Your copy of the material below should match it exactly, except that it holds no pictures.
---- Records supplied
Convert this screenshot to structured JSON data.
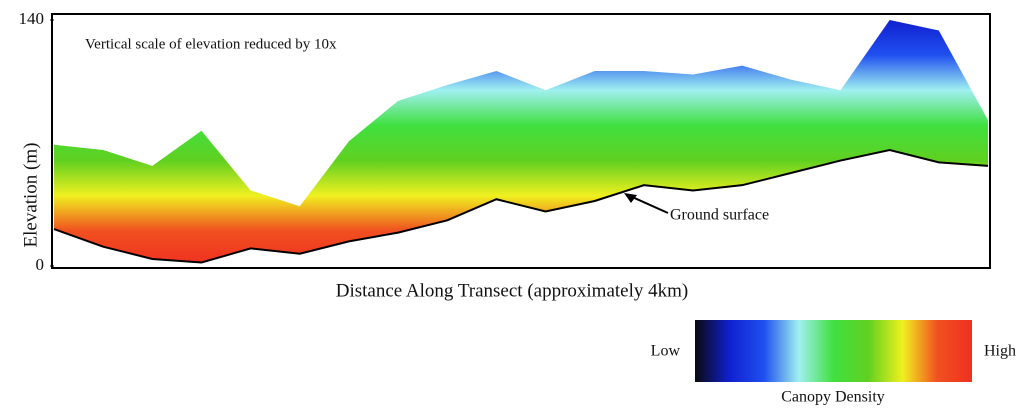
{
  "chart_data": {
    "type": "profile",
    "annotation": "Vertical scale of elevation reduced by 10x",
    "xlabel": "Distance Along Transect (approximately 4km)",
    "ylabel": "Elevation  (m)",
    "ground_label": "Ground surface",
    "categories": [
      null,
      null,
      null,
      null,
      null,
      null,
      null,
      null,
      null,
      null,
      null,
      null,
      null,
      null,
      null,
      null,
      null,
      null,
      null,
      null
    ],
    "series": [
      {
        "values": [
          21,
          11,
          4,
          2,
          10,
          7,
          14,
          19,
          26,
          38,
          31,
          37,
          46,
          43,
          46,
          53,
          60,
          66,
          59,
          57
        ],
        "color": "#000000"
      },
      {
        "values": [
          69,
          66,
          57,
          77,
          43,
          34,
          71,
          94,
          103,
          111,
          100,
          111,
          111,
          109,
          114,
          106,
          100,
          140,
          134,
          83
        ]
      }
    ],
    "ylim": [
      0,
      140
    ],
    "yticks": [
      0,
      140
    ],
    "colormap": [
      "#0a0a10",
      "#1020d0",
      "#2050f0",
      "#a0f0f0",
      "#40e040",
      "#60d020",
      "#f0f020",
      "#f05020",
      "#f03020"
    ],
    "colorbar": {
      "low": "Low",
      "high": "High",
      "label": "Canopy Density"
    }
  }
}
--------
**Task solution**
Convert this screenshot to structured JSON data.
{
  "chart_data": {
    "type": "profile",
    "annotation": "Vertical scale of elevation reduced by 10x",
    "xlabel": "Distance Along Transect (approximately 4km)",
    "ylabel": "Elevation  (m)",
    "ground_label": "Ground surface",
    "categories": [
      null,
      null,
      null,
      null,
      null,
      null,
      null,
      null,
      null,
      null,
      null,
      null,
      null,
      null,
      null,
      null,
      null,
      null,
      null,
      null
    ],
    "series": [
      {
        "values": [
          21,
          11,
          4,
          2,
          10,
          7,
          14,
          19,
          26,
          38,
          31,
          37,
          46,
          43,
          46,
          53,
          60,
          66,
          59,
          57
        ],
        "color": "#000000"
      },
      {
        "values": [
          69,
          66,
          57,
          77,
          43,
          34,
          71,
          94,
          103,
          111,
          100,
          111,
          111,
          109,
          114,
          106,
          100,
          140,
          134,
          83
        ]
      }
    ],
    "ylim": [
      0,
      140
    ],
    "yticks": [
      0,
      140
    ],
    "colormap": [
      "#0a0a10",
      "#1020d0",
      "#2050f0",
      "#a0f0f0",
      "#40e040",
      "#60d020",
      "#f0f020",
      "#f05020",
      "#f03020"
    ],
    "colorbar": {
      "low": "Low",
      "high": "High",
      "label": "Canopy Density"
    }
  }
}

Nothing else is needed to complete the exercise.